-- begin --

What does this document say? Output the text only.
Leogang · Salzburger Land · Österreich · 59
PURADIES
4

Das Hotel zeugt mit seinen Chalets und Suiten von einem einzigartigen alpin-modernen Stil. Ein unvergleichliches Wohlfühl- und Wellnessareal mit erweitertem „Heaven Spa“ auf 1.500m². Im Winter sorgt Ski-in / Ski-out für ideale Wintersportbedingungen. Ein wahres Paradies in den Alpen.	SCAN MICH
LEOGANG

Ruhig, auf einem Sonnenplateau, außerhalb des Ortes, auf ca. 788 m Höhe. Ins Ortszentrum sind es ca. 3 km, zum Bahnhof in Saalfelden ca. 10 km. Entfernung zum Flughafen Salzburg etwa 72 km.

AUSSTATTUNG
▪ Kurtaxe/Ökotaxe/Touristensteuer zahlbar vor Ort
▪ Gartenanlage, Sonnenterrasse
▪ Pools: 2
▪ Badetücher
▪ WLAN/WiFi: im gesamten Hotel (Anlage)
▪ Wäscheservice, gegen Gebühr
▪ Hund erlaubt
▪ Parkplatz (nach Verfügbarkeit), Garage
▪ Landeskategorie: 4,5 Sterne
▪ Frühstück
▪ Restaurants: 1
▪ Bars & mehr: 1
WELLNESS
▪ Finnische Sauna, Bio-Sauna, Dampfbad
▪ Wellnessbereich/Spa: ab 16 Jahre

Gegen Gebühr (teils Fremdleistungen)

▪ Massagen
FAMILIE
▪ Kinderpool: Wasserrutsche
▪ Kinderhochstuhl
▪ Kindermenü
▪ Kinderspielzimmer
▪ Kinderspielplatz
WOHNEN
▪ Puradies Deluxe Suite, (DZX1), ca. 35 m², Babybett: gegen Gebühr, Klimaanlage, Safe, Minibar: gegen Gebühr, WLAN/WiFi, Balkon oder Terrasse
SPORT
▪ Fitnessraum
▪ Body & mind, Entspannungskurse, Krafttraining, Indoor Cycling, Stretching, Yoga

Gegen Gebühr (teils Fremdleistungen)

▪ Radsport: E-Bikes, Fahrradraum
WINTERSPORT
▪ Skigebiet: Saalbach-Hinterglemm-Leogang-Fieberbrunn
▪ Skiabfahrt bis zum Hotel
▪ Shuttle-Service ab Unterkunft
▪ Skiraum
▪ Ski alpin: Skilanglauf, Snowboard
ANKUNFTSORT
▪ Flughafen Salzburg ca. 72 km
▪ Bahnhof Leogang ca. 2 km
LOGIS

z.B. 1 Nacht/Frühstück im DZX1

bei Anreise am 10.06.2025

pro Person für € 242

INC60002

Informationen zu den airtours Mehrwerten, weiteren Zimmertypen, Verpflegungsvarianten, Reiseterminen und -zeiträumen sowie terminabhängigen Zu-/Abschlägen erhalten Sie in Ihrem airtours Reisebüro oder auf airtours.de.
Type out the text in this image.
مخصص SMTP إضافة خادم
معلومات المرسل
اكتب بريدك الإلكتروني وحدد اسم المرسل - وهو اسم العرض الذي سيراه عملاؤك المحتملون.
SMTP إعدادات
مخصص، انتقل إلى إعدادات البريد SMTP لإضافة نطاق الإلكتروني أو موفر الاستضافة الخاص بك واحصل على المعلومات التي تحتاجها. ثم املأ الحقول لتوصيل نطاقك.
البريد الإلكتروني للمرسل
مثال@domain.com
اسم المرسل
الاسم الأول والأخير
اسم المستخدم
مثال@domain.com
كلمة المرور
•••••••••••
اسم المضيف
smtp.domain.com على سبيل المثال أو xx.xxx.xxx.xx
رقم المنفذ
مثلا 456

-- end --

▶ **SHORT PROBLEM**
Each line above must be printed exactly as it appears.

▶ **OUTPUT FOR THIS TASK**
What does this document say? Output the text only.
Leogang · Salzburger Land · Österreich · 59
PURADIES
4

Das Hotel zeugt mit seinen Chalets und Suiten von einem einzigartigen alpin-modernen Stil. Ein unvergleichliches Wohlfühl- und Wellnessareal mit erweitertem „Heaven Spa“ auf 1.500m². Im Winter sorgt Ski-in / Ski-out für ideale Wintersportbedingungen. Ein wahres Paradies in den Alpen.	SCAN MICH
LEOGANG

Ruhig, auf einem Sonnenplateau, außerhalb des Ortes, auf ca. 788 m Höhe. Ins Ortszentrum sind es ca. 3 km, zum Bahnhof in Saalfelden ca. 10 km. Entfernung zum Flughafen Salzburg etwa 72 km.

AUSSTATTUNG
▪ Kurtaxe/Ökotaxe/Touristensteuer zahlbar vor Ort
▪ Gartenanlage, Sonnenterrasse
▪ Pools: 2
▪ Badetücher
▪ WLAN/WiFi: im gesamten Hotel (Anlage)
▪ Wäscheservice, gegen Gebühr
▪ Hund erlaubt
▪ Parkplatz (nach Verfügbarkeit), Garage
▪ Landeskategorie: 4,5 Sterne
▪ Frühstück
▪ Restaurants: 1
▪ Bars & mehr: 1
WELLNESS
▪ Finnische Sauna, Bio-Sauna, Dampfbad
▪ Wellnessbereich/Spa: ab 16 Jahre

Gegen Gebühr (teils Fremdleistungen)

▪ Massagen
FAMILIE
▪ Kinderpool: Wasserrutsche
▪ Kinderhochstuhl
▪ Kindermenü
▪ Kinderspielzimmer
▪ Kinderspielplatz
WOHNEN
▪ Puradies Deluxe Suite, (DZX1), ca. 35 m², Babybett: gegen Gebühr, Klimaanlage, Safe, Minibar: gegen Gebühr, WLAN/WiFi, Balkon oder Terrasse
SPORT
▪ Fitnessraum
▪ Body & mind, Entspannungskurse, Krafttraining, Indoor Cycling, Stretching, Yoga

Gegen Gebühr (teils Fremdleistungen)

▪ Radsport: E-Bikes, Fahrradraum
WINTERSPORT
▪ Skigebiet: Saalbach-Hinterglemm-Leogang-Fieberbrunn
▪ Skiabfahrt bis zum Hotel
▪ Shuttle-Service ab Unterkunft
▪ Skiraum
▪ Ski alpin: Skilanglauf, Snowboard
ANKUNFTSORT
▪ Flughafen Salzburg ca. 72 km
▪ Bahnhof Leogang ca. 2 km
LOGIS

z.B. 1 Nacht/Frühstück im DZX1

bei Anreise am 10.06.2025

pro Person für € 242

INC60002

Informationen zu den airtours Mehrwerten, weiteren Zimmertypen, Verpflegungsvarianten, Reiseterminen und -zeiträumen sowie terminabhängigen Zu-/Abschlägen erhalten Sie in Ihrem airtours Reisebüro oder auf airtours.de.
Type out the text in this image.
مخصص SMTP إضافة خادم
معلومات المرسل
اكتب بريدك الإلكتروني وحدد اسم المرسل - وهو اسم العرض الذي سيراه عملاؤك المحتملون.
SMTP إعدادات
مخصص، انتقل إلى إعدادات البريد SMTP لإضافة نطاق الإلكتروني أو موفر الاستضافة الخاص بك واحصل على المعلومات التي تحتاجها. ثم املأ الحقول لتوصيل نطاقك.
البريد الإلكتروني للمرسل
مثال@domain.com
اسم المرسل
الاسم الأول والأخير
اسم المستخدم
مثال@domain.com
كلمة المرور
•••••••••••
اسم المضيف
smtp.domain.com على سبيل المثال أو xx.xxx.xxx.xx
رقم المنفذ
مثلا 456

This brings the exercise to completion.